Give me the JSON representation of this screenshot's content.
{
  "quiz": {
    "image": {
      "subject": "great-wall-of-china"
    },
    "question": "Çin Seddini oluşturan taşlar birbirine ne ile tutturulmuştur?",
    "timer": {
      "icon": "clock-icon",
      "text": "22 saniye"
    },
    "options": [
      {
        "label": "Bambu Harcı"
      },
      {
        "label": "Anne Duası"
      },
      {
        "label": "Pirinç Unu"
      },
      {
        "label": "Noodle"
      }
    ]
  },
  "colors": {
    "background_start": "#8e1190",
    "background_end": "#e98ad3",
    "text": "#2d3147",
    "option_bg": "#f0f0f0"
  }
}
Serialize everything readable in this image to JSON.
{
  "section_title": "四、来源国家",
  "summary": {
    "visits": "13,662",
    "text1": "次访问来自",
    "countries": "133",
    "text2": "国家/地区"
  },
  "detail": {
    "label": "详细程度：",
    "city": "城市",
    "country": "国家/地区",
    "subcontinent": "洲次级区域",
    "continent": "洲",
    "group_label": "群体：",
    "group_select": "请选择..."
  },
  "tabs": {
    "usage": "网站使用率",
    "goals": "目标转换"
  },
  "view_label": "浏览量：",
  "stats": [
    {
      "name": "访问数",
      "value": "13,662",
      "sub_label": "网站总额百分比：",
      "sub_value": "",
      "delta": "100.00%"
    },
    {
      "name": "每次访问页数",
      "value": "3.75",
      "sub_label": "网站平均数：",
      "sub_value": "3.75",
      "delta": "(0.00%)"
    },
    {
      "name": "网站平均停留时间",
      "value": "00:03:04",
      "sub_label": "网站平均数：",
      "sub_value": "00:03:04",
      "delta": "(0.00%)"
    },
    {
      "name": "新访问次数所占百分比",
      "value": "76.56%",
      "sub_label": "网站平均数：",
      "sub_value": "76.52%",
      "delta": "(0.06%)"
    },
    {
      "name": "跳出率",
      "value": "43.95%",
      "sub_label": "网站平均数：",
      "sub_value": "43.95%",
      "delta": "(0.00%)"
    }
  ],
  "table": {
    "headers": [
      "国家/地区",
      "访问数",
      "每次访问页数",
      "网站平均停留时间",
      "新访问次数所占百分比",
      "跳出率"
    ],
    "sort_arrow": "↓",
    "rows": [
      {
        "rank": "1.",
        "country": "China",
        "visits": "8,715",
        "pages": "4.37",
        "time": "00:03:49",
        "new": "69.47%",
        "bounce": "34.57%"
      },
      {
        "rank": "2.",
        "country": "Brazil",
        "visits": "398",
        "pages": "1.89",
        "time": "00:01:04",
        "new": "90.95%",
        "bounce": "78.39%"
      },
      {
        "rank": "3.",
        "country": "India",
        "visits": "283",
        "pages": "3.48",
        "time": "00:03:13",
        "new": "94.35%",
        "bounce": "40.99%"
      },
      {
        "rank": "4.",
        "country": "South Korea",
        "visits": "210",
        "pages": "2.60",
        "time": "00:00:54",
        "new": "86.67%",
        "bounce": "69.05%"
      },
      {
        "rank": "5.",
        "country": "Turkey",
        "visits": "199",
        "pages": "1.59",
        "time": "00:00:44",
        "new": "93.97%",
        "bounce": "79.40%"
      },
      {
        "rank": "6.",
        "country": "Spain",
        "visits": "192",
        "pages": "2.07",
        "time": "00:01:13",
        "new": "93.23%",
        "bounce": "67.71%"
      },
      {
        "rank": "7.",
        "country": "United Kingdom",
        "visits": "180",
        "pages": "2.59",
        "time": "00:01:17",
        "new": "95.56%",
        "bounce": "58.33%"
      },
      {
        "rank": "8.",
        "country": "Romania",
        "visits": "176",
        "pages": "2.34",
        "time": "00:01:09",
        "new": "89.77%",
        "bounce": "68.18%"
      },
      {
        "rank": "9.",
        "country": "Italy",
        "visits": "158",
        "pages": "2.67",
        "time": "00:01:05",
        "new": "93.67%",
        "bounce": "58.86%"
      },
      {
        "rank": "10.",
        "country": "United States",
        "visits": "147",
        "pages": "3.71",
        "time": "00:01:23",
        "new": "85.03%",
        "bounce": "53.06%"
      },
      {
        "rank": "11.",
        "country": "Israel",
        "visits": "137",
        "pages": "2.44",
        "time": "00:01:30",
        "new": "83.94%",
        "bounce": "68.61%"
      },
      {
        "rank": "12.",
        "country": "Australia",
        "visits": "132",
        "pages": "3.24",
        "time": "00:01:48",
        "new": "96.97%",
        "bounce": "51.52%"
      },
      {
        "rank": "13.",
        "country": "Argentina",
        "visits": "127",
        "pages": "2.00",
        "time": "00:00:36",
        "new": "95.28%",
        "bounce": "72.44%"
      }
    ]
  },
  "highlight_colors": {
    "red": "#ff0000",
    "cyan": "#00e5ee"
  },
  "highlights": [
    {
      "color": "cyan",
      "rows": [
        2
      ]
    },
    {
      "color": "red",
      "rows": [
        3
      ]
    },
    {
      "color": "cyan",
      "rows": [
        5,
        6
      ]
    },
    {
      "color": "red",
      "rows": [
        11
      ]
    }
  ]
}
○ ○ ○ ○ ○ ○ ○
* _What to produce_: All of the data needs to be printed once more, exactly.

* _Written solution_:
Give me the JSON representation of this screenshot's content.
{
  "quiz": {
    "image": {
      "subject": "great-wall-of-china"
    },
    "question": "Çin Seddini oluşturan taşlar birbirine ne ile tutturulmuştur?",
    "timer": {
      "icon": "clock-icon",
      "text": "22 saniye"
    },
    "options": [
      {
        "label": "Bambu Harcı"
      },
      {
        "label": "Anne Duası"
      },
      {
        "label": "Pirinç Unu"
      },
      {
        "label": "Noodle"
      }
    ]
  },
  "colors": {
    "background_start": "#8e1190",
    "background_end": "#e98ad3",
    "text": "#2d3147",
    "option_bg": "#f0f0f0"
  }
}
Serialize everything readable in this image to JSON.
{
  "section_title": "四、来源国家",
  "summary": {
    "visits": "13,662",
    "text1": "次访问来自",
    "countries": "133",
    "text2": "国家/地区"
  },
  "detail": {
    "label": "详细程度：",
    "city": "城市",
    "country": "国家/地区",
    "subcontinent": "洲次级区域",
    "continent": "洲",
    "group_label": "群体：",
    "group_select": "请选择..."
  },
  "tabs": {
    "usage": "网站使用率",
    "goals": "目标转换"
  },
  "view_label": "浏览量：",
  "stats": [
    {
      "name": "访问数",
      "value": "13,662",
      "sub_label": "网站总额百分比：",
      "sub_value": "",
      "delta": "100.00%"
    },
    {
      "name": "每次访问页数",
      "value": "3.75",
      "sub_label": "网站平均数：",
      "sub_value": "3.75",
      "delta": "(0.00%)"
    },
    {
      "name": "网站平均停留时间",
      "value": "00:03:04",
      "sub_label": "网站平均数：",
      "sub_value": "00:03:04",
      "delta": "(0.00%)"
    },
    {
      "name": "新访问次数所占百分比",
      "value": "76.56%",
      "sub_label": "网站平均数：",
      "sub_value": "76.52%",
      "delta": "(0.06%)"
    },
    {
      "name": "跳出率",
      "value": "43.95%",
      "sub_label": "网站平均数：",
      "sub_value": "43.95%",
      "delta": "(0.00%)"
    }
  ],
  "table": {
    "headers": [
      "国家/地区",
      "访问数",
      "每次访问页数",
      "网站平均停留时间",
      "新访问次数所占百分比",
      "跳出率"
    ],
    "sort_arrow": "↓",
    "rows": [
      {
        "rank": "1.",
        "country": "China",
        "visits": "8,715",
        "pages": "4.37",
        "time": "00:03:49",
        "new": "69.47%",
        "bounce": "34.57%"
      },
      {
        "rank": "2.",
        "country": "Brazil",
        "visits": "398",
        "pages": "1.89",
        "time": "00:01:04",
        "new": "90.95%",
        "bounce": "78.39%"
      },
      {
        "rank": "3.",
        "country": "India",
        "visits": "283",
        "pages": "3.48",
        "time": "00:03:13",
        "new": "94.35%",
        "bounce": "40.99%"
      },
      {
        "rank": "4.",
        "country": "South Korea",
        "visits": "210",
        "pages": "2.60",
        "time": "00:00:54",
        "new": "86.67%",
        "bounce": "69.05%"
      },
      {
        "rank": "5.",
        "country": "Turkey",
        "visits": "199",
        "pages": "1.59",
        "time": "00:00:44",
        "new": "93.97%",
        "bounce": "79.40%"
      },
      {
        "rank": "6.",
        "country": "Spain",
        "visits": "192",
        "pages": "2.07",
        "time": "00:01:13",
        "new": "93.23%",
        "bounce": "67.71%"
      },
      {
        "rank": "7.",
        "country": "United Kingdom",
        "visits": "180",
        "pages": "2.59",
        "time": "00:01:17",
        "new": "95.56%",
        "bounce": "58.33%"
      },
      {
        "rank": "8.",
        "country": "Romania",
        "visits": "176",
        "pages": "2.34",
        "time": "00:01:09",
        "new": "89.77%",
        "bounce": "68.18%"
      },
      {
        "rank": "9.",
        "country": "Italy",
        "visits": "158",
        "pages": "2.67",
        "time": "00:01:05",
        "new": "93.67%",
        "bounce": "58.86%"
      },
      {
        "rank": "10.",
        "country": "United States",
        "visits": "147",
        "pages": "3.71",
        "time": "00:01:23",
        "new": "85.03%",
        "bounce": "53.06%"
      },
      {
        "rank": "11.",
        "country": "Israel",
        "visits": "137",
        "pages": "2.44",
        "time": "00:01:30",
        "new": "83.94%",
        "bounce": "68.61%"
      },
      {
        "rank": "12.",
        "country": "Australia",
        "visits": "132",
        "pages": "3.24",
        "time": "00:01:48",
        "new": "96.97%",
        "bounce": "51.52%"
      },
      {
        "rank": "13.",
        "country": "Argentina",
        "visits": "127",
        "pages": "2.00",
        "time": "00:00:36",
        "new": "95.28%",
        "bounce": "72.44%"
      }
    ]
  },
  "highlight_colors": {
    "red": "#ff0000",
    "cyan": "#00e5ee"
  },
  "highlights": [
    {
      "color": "cyan",
      "rows": [
        2
      ]
    },
    {
      "color": "red",
      "rows": [
        3
      ]
    },
    {
      "color": "cyan",
      "rows": [
        5,
        6
      ]
    },
    {
      "color": "red",
      "rows": [
        11
      ]
    }
  ]
}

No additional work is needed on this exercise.